Return all lines that include the string "automation".

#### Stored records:
____________

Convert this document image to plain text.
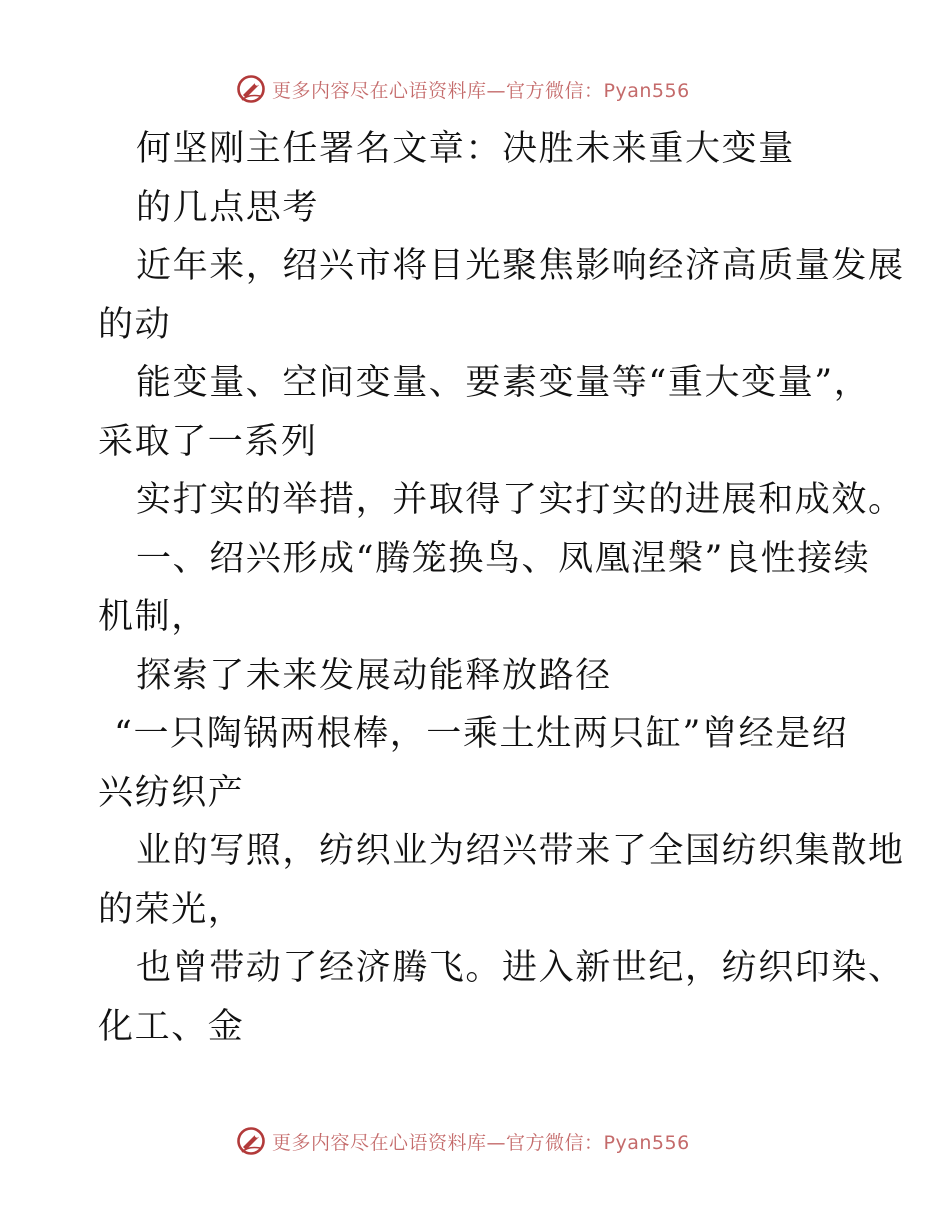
更多内容尽在心语资料库—官方微信：Pyan556
何坚刚主任署名文章：决胜未来重大变量
的几点思考
近年来，绍兴市将目光聚焦影响经济高质量发展
的动
能变量、空间变量、要素变量等“重大变量”，
采取了一系列
实打实的举措，并取得了实打实的进展和成效。
一、绍兴形成“腾笼换鸟、凤凰涅槃”良性接续
机制，
探索了未来发展动能释放路径
“一只陶锅两根棒，一乘土灶两只缸”曾经是绍
兴纺织产
业的写照，纺织业为绍兴带来了全国纺织集散地
的荣光，
也曾带动了经济腾飞。进入新世纪，纺织印染、
化工、金
更多内容尽在心语资料库—官方微信：Pyan556
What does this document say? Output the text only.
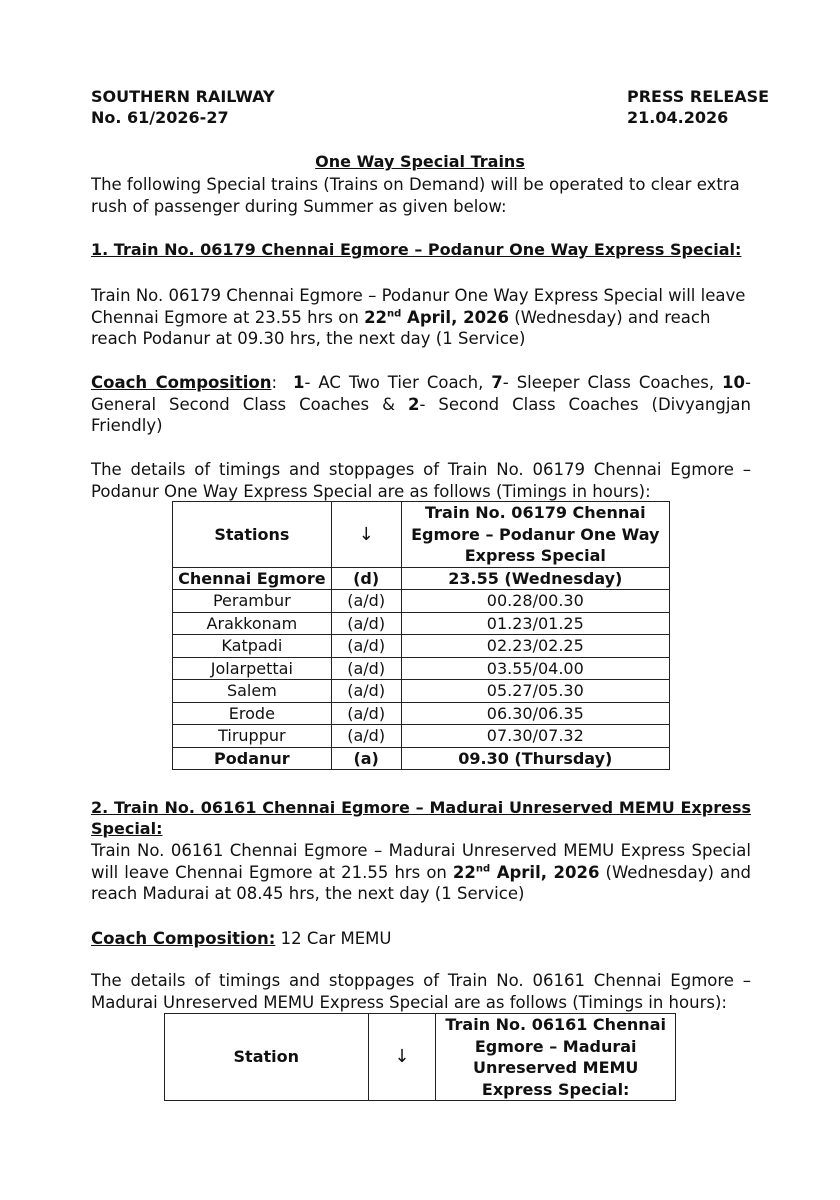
SOUTHERN RAILWAY
No. 61/2026-27
PRESS RELEASE
21.04.2026
One Way Special Trains
The following Special trains (Trains on Demand) will be operated to clear extra rush of passenger during Summer as given below:
1. Train No. 06179 Chennai Egmore – Podanur One Way Express Special:
Train No. 06179 Chennai Egmore – Podanur One Way Express Special will leave Chennai Egmore at 23.55 hrs on 22nd April, 2026 (Wednesday) and reach reach Podanur at 09.30 hrs, the next day (1 Service)
Coach Composition: 1- AC Two Tier Coach, 7- Sleeper Class Coaches, 10- General Second Class Coaches & 2- Second Class Coaches (Divyangjan Friendly)
The details of timings and stoppages of Train No. 06179 Chennai Egmore – Podanur One Way Express Special are as follows (Timings in hours):
Stations	↓	Train No. 06179 Chennai Egmore – Podanur One Way Express Special
Chennai Egmore	(d)	23.55 (Wednesday)
Perambur	(a/d)	00.28/00.30
Arakkonam	(a/d)	01.23/01.25
Katpadi	(a/d)	02.23/02.25
Jolarpettai	(a/d)	03.55/04.00
Salem	(a/d)	05.27/05.30
Erode	(a/d)	06.30/06.35
Tiruppur	(a/d)	07.30/07.32
Podanur	(a)	09.30 (Thursday)
2. Train No. 06161 Chennai Egmore – Madurai Unreserved MEMU Express Special:
Train No. 06161 Chennai Egmore – Madurai Unreserved MEMU Express Special will leave Chennai Egmore at 21.55 hrs on 22nd April, 2026 (Wednesday) and reach Madurai at 08.45 hrs, the next day (1 Service)
Coach Composition: 12 Car MEMU
The details of timings and stoppages of Train No. 06161 Chennai Egmore – Madurai Unreserved MEMU Express Special are as follows (Timings in hours):
Station	↓	Train No. 06161 Chennai Egmore – Madurai Unreserved MEMU Express Special:
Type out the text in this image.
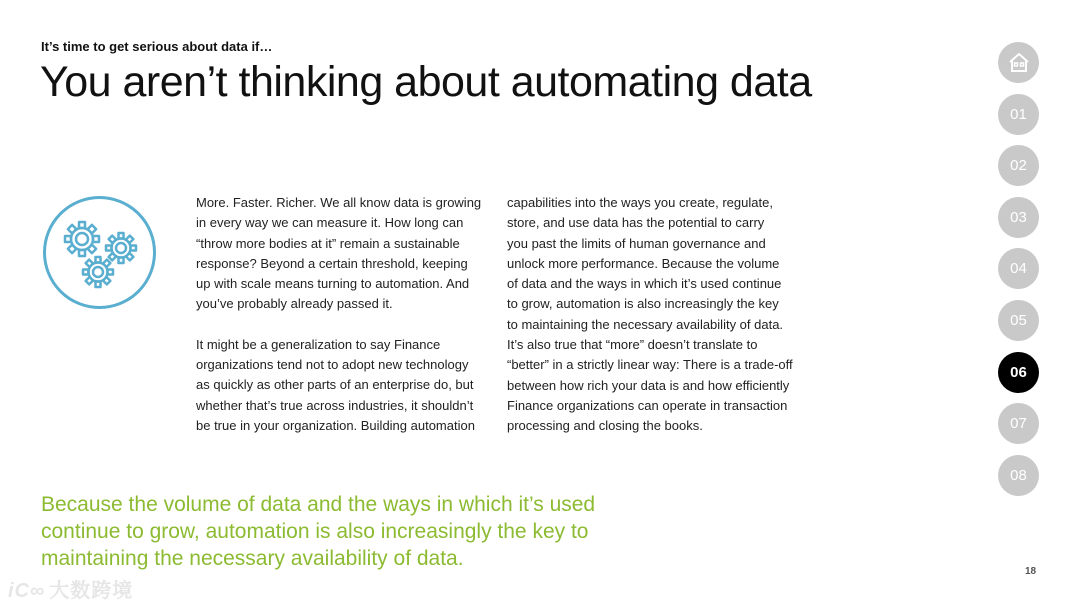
It’s time to get serious about data if…
You aren’t thinking about automating data

More. Faster. Richer. We all know data is growing
in every way we can measure it. How long can
“throw more bodies at it” remain a sustainable
response? Beyond a certain threshold, keeping
up with scale means turning to automation. And
you’ve probably already passed it.

It might be a generalization to say Finance
organizations tend not to adopt new technology
as quickly as other parts of an enterprise do, but
whether that’s true across industries, it shouldn’t
be true in your organization. Building automation

capabilities into the ways you create, regulate,
store, and use data has the potential to carry
you past the limits of human governance and
unlock more performance. Because the volume
of data and the ways in which it’s used continue
to grow, automation is also increasingly the key
to maintaining the necessary availability of data.
It’s also true that “more” doesn’t translate to
“better” in a strictly linear way: There is a trade-off
between how rich your data is and how efficiently
Finance organizations can operate in transaction
processing and closing the books.

Because the volume of data and the ways in which it’s used
continue to grow, automation is also increasingly the key to
maintaining the necessary availability of data.
01
02
03
04
05
06
07
08
18
iC∞ 大数跨境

____________

#### Task answer:
up with scale means turning to automation. And
be true in your organization. Building automation
to grow, automation is also increasingly the key
continue to grow, automation is also increasingly the key to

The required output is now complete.